§ **WORK REQUIRED**
Go through the lines below and copy each one that holds the string "phase".

═══ DATA IN THIS EXERCISE ═══

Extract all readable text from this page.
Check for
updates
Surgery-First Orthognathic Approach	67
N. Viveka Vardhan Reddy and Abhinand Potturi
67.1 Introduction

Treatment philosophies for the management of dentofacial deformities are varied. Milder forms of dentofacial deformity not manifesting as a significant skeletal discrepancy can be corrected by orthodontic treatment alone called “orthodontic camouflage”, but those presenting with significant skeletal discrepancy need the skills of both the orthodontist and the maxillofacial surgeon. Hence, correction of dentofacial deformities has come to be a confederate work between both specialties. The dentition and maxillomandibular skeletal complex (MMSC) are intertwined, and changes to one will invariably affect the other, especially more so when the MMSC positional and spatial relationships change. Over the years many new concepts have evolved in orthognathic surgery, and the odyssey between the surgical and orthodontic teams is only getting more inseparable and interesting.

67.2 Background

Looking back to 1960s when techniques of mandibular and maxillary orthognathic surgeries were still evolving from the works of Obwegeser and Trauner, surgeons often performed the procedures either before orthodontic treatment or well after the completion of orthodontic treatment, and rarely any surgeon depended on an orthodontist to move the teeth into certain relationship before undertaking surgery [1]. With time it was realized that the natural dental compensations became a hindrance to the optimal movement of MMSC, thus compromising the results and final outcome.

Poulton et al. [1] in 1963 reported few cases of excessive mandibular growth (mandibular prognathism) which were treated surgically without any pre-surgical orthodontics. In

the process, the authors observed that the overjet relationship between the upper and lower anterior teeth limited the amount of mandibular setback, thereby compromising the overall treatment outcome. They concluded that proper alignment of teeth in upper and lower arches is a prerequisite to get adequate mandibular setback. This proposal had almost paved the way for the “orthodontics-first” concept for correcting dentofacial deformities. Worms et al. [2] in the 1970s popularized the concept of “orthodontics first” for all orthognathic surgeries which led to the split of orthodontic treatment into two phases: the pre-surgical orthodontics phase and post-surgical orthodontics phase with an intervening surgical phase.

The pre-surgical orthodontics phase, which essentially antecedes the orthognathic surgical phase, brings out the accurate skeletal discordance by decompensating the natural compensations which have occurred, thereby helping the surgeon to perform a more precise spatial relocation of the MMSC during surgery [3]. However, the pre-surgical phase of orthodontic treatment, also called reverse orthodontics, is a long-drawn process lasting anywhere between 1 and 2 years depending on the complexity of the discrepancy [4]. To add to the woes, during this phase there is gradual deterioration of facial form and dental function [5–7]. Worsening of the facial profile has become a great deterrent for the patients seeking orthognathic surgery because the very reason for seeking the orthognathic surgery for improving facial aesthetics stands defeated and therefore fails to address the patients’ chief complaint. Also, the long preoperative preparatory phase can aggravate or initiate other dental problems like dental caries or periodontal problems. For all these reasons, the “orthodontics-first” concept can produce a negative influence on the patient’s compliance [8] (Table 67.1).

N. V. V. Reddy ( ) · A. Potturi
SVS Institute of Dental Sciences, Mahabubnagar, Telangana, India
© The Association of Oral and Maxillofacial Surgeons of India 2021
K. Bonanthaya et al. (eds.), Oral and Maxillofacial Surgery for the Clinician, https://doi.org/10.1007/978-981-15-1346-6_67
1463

═══

§ **OUTPUT OF THE TASK**
the process, the authors observed that the overjet relationship between the upper and lower anterior teeth limited the amount of mandibular setback, thereby compromising the overall treatment outcome. They concluded that proper alignment of teeth in upper and lower arches is a prerequisite to get adequate mandibular setback. This proposal had almost paved the way for the “orthodontics-first” concept for correcting dentofacial deformities. Worms et al. [2] in the 1970s popularized the concept of “orthodontics first” for all orthognathic surgeries which led to the split of orthodontic treatment into two phases: the pre-surgical orthodontics phase and post-surgical orthodontics phase with an intervening surgical phase.
The pre-surgical orthodontics phase, which essentially antecedes the orthognathic surgical phase, brings out the accurate skeletal discordance by decompensating the natural compensations which have occurred, thereby helping the surgeon to perform a more precise spatial relocation of the MMSC during surgery [3]. However, the pre-surgical phase of orthodontic treatment, also called reverse orthodontics, is a long-drawn process lasting anywhere between 1 and 2 years depending on the complexity of the discrepancy [4]. To add to the woes, during this phase there is gradual deterioration of facial form and dental function [5–7]. Worsening of the facial profile has become a great deterrent for the patients seeking orthognathic surgery because the very reason for seeking the orthognathic surgery for improving facial aesthetics stands defeated and therefore fails to address the patients’ chief complaint. Also, the long preoperative preparatory phase can aggravate or initiate other dental problems like dental caries or periodontal problems. For all these reasons, the “orthodontics-first” concept can produce a negative influence on the patient’s compliance [8] (Table 67.1).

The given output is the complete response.